**Instruction**
Please quote every line of the items below word for word, with no changes.

-- Data to process start --

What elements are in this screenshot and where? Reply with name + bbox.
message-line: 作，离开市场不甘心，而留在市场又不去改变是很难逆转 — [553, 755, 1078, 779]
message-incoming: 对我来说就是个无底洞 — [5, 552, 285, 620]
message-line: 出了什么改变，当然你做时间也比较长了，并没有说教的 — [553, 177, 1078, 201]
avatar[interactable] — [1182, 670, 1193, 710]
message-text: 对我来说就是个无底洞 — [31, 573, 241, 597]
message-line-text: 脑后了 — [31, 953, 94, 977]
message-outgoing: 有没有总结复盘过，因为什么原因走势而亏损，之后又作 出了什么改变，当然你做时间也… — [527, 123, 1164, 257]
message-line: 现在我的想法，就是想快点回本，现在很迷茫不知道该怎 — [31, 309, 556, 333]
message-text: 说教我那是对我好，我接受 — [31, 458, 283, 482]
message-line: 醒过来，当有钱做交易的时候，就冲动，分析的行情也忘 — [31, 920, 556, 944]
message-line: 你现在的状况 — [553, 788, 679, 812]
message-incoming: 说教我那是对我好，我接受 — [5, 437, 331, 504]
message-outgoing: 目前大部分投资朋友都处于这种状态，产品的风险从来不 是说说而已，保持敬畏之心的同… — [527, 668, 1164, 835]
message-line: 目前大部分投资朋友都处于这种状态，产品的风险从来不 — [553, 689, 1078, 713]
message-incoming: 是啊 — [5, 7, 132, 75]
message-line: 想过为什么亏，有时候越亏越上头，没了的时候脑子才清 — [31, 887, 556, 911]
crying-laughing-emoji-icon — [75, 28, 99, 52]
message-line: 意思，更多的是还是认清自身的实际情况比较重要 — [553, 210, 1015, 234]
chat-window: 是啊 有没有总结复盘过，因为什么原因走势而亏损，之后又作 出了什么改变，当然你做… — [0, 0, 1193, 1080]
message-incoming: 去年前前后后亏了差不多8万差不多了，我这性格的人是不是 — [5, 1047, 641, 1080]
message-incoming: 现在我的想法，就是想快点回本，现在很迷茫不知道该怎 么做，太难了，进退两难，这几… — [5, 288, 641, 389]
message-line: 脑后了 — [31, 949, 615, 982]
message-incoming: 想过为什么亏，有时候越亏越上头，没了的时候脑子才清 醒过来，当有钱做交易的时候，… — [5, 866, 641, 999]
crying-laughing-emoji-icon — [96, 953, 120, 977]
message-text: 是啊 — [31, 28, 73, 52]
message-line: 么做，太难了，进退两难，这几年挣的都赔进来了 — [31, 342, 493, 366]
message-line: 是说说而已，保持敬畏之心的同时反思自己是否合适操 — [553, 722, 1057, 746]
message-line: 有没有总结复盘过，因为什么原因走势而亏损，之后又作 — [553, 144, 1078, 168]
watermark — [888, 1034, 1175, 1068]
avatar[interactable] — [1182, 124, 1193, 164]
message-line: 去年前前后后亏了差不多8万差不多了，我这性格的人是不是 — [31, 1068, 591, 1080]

-- Data to process end --

**Complete answer**
What elements are in this screenshot and where? Reply with name + bbox.
message-line: 作，离开市场不甘心，而留在市场又不去改变是很难逆转 — [553, 755, 1078, 779]
message-incoming: 对我来说就是个无底洞 — [5, 552, 285, 620]
message-line: 出了什么改变，当然你做时间也比较长了，并没有说教的 — [553, 177, 1078, 201]
avatar[interactable] — [1182, 670, 1193, 710]
message-text: 对我来说就是个无底洞 — [31, 573, 241, 597]
message-line-text: 脑后了 — [31, 953, 94, 977]
message-outgoing: 有没有总结复盘过，因为什么原因走势而亏损，之后又作 出了什么改变，当然你做时间也… — [527, 123, 1164, 257]
message-line: 现在我的想法，就是想快点回本，现在很迷茫不知道该怎 — [31, 309, 556, 333]
message-text: 说教我那是对我好，我接受 — [31, 458, 283, 482]
message-line: 醒过来，当有钱做交易的时候，就冲动，分析的行情也忘 — [31, 920, 556, 944]
message-line: 你现在的状况 — [553, 788, 679, 812]
message-incoming: 说教我那是对我好，我接受 — [5, 437, 331, 504]
message-outgoing: 目前大部分投资朋友都处于这种状态，产品的风险从来不 是说说而已，保持敬畏之心的同… — [527, 668, 1164, 835]
message-line: 目前大部分投资朋友都处于这种状态，产品的风险从来不 — [553, 689, 1078, 713]
message-incoming: 是啊 — [5, 7, 132, 75]
message-line: 想过为什么亏，有时候越亏越上头，没了的时候脑子才清 — [31, 887, 556, 911]
crying-laughing-emoji-icon — [75, 28, 99, 52]
message-line: 意思，更多的是还是认清自身的实际情况比较重要 — [553, 210, 1015, 234]
chat-window: 是啊 有没有总结复盘过，因为什么原因走势而亏损，之后又作 出了什么改变，当然你做… — [0, 0, 1193, 1080]
message-incoming: 去年前前后后亏了差不多8万差不多了，我这性格的人是不是 — [5, 1047, 641, 1080]
message-incoming: 现在我的想法，就是想快点回本，现在很迷茫不知道该怎 么做，太难了，进退两难，这几… — [5, 288, 641, 389]
message-line: 脑后了 — [31, 949, 615, 982]
message-incoming: 想过为什么亏，有时候越亏越上头，没了的时候脑子才清 醒过来，当有钱做交易的时候，… — [5, 866, 641, 999]
crying-laughing-emoji-icon — [96, 953, 120, 977]
message-text: 是啊 — [31, 28, 73, 52]
message-line: 么做，太难了，进退两难，这几年挣的都赔进来了 — [31, 342, 493, 366]
message-line: 是说说而已，保持敬畏之心的同时反思自己是否合适操 — [553, 722, 1057, 746]
message-line: 有没有总结复盘过，因为什么原因走势而亏损，之后又作 — [553, 144, 1078, 168]
watermark — [888, 1034, 1175, 1068]
avatar[interactable] — [1182, 124, 1193, 164]
message-line: 去年前前后后亏了差不多8万差不多了，我这性格的人是不是 — [31, 1068, 591, 1080]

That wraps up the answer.